__Task description__: Each line of the material must be returned exactly.

__Input material__:
┄┄┄┄┄┄┄┄┄┄

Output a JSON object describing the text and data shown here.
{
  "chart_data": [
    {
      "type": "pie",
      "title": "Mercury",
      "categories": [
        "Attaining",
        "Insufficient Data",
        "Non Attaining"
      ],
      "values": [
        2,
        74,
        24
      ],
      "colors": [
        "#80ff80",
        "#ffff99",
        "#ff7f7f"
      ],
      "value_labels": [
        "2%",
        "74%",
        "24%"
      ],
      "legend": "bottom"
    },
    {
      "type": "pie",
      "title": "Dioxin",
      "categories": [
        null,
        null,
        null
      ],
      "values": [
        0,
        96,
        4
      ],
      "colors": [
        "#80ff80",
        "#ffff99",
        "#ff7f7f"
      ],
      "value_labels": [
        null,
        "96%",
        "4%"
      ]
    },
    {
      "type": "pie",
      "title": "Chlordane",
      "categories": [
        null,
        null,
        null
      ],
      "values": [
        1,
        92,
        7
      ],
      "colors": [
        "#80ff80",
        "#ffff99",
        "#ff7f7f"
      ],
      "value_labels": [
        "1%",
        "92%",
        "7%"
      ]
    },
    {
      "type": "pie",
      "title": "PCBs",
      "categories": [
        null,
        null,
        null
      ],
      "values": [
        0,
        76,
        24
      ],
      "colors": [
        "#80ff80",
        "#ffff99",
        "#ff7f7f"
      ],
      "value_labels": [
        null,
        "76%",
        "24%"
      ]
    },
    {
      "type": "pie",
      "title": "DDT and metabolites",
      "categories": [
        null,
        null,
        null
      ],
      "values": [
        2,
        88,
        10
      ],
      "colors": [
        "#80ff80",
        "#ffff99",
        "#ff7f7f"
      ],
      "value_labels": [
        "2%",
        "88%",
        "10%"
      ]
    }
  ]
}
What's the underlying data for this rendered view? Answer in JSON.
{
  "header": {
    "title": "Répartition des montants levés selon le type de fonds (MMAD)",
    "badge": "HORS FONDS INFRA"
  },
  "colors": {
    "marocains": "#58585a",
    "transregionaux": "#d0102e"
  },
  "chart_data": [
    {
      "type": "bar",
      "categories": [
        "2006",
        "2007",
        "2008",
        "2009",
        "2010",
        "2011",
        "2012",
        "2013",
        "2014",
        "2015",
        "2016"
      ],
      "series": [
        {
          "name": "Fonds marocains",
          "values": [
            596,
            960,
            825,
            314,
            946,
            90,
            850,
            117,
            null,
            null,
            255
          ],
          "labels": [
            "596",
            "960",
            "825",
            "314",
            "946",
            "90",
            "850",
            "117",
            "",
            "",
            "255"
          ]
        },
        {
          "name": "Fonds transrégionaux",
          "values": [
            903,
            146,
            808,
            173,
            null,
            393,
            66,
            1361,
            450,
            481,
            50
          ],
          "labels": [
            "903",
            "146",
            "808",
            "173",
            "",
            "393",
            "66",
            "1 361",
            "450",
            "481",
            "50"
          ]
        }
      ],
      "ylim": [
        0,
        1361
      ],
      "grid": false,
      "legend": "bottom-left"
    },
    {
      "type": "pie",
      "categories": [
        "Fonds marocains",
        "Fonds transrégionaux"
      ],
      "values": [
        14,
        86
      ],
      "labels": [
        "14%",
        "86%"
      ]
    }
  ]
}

┄┄┄┄┄┄┄┄┄┄

__Reply to the exercise__:
Output a JSON object describing the text and data shown here.
{
  "chart_data": [
    {
      "type": "pie",
      "title": "Mercury",
      "categories": [
        "Attaining",
        "Insufficient Data",
        "Non Attaining"
      ],
      "values": [
        2,
        74,
        24
      ],
      "colors": [
        "#80ff80",
        "#ffff99",
        "#ff7f7f"
      ],
      "value_labels": [
        "2%",
        "74%",
        "24%"
      ],
      "legend": "bottom"
    },
    {
      "type": "pie",
      "title": "Dioxin",
      "categories": [
        null,
        null,
        null
      ],
      "values": [
        0,
        96,
        4
      ],
      "colors": [
        "#80ff80",
        "#ffff99",
        "#ff7f7f"
      ],
      "value_labels": [
        null,
        "96%",
        "4%"
      ]
    },
    {
      "type": "pie",
      "title": "Chlordane",
      "categories": [
        null,
        null,
        null
      ],
      "values": [
        1,
        92,
        7
      ],
      "colors": [
        "#80ff80",
        "#ffff99",
        "#ff7f7f"
      ],
      "value_labels": [
        "1%",
        "92%",
        "7%"
      ]
    },
    {
      "type": "pie",
      "title": "PCBs",
      "categories": [
        null,
        null,
        null
      ],
      "values": [
        0,
        76,
        24
      ],
      "colors": [
        "#80ff80",
        "#ffff99",
        "#ff7f7f"
      ],
      "value_labels": [
        null,
        "76%",
        "24%"
      ]
    },
    {
      "type": "pie",
      "title": "DDT and metabolites",
      "categories": [
        null,
        null,
        null
      ],
      "values": [
        2,
        88,
        10
      ],
      "colors": [
        "#80ff80",
        "#ffff99",
        "#ff7f7f"
      ],
      "value_labels": [
        "2%",
        "88%",
        "10%"
      ]
    }
  ]
}
What's the underlying data for this rendered view? Answer in JSON.
{
  "header": {
    "title": "Répartition des montants levés selon le type de fonds (MMAD)",
    "badge": "HORS FONDS INFRA"
  },
  "colors": {
    "marocains": "#58585a",
    "transregionaux": "#d0102e"
  },
  "chart_data": [
    {
      "type": "bar",
      "categories": [
        "2006",
        "2007",
        "2008",
        "2009",
        "2010",
        "2011",
        "2012",
        "2013",
        "2014",
        "2015",
        "2016"
      ],
      "series": [
        {
          "name": "Fonds marocains",
          "values": [
            596,
            960,
            825,
            314,
            946,
            90,
            850,
            117,
            null,
            null,
            255
          ],
          "labels": [
            "596",
            "960",
            "825",
            "314",
            "946",
            "90",
            "850",
            "117",
            "",
            "",
            "255"
          ]
        },
        {
          "name": "Fonds transrégionaux",
          "values": [
            903,
            146,
            808,
            173,
            null,
            393,
            66,
            1361,
            450,
            481,
            50
          ],
          "labels": [
            "903",
            "146",
            "808",
            "173",
            "",
            "393",
            "66",
            "1 361",
            "450",
            "481",
            "50"
          ]
        }
      ],
      "ylim": [
        0,
        1361
      ],
      "grid": false,
      "legend": "bottom-left"
    },
    {
      "type": "pie",
      "categories": [
        "Fonds marocains",
        "Fonds transrégionaux"
      ],
      "values": [
        14,
        86
      ],
      "labels": [
        "14%",
        "86%"
      ]
    }
  ]
}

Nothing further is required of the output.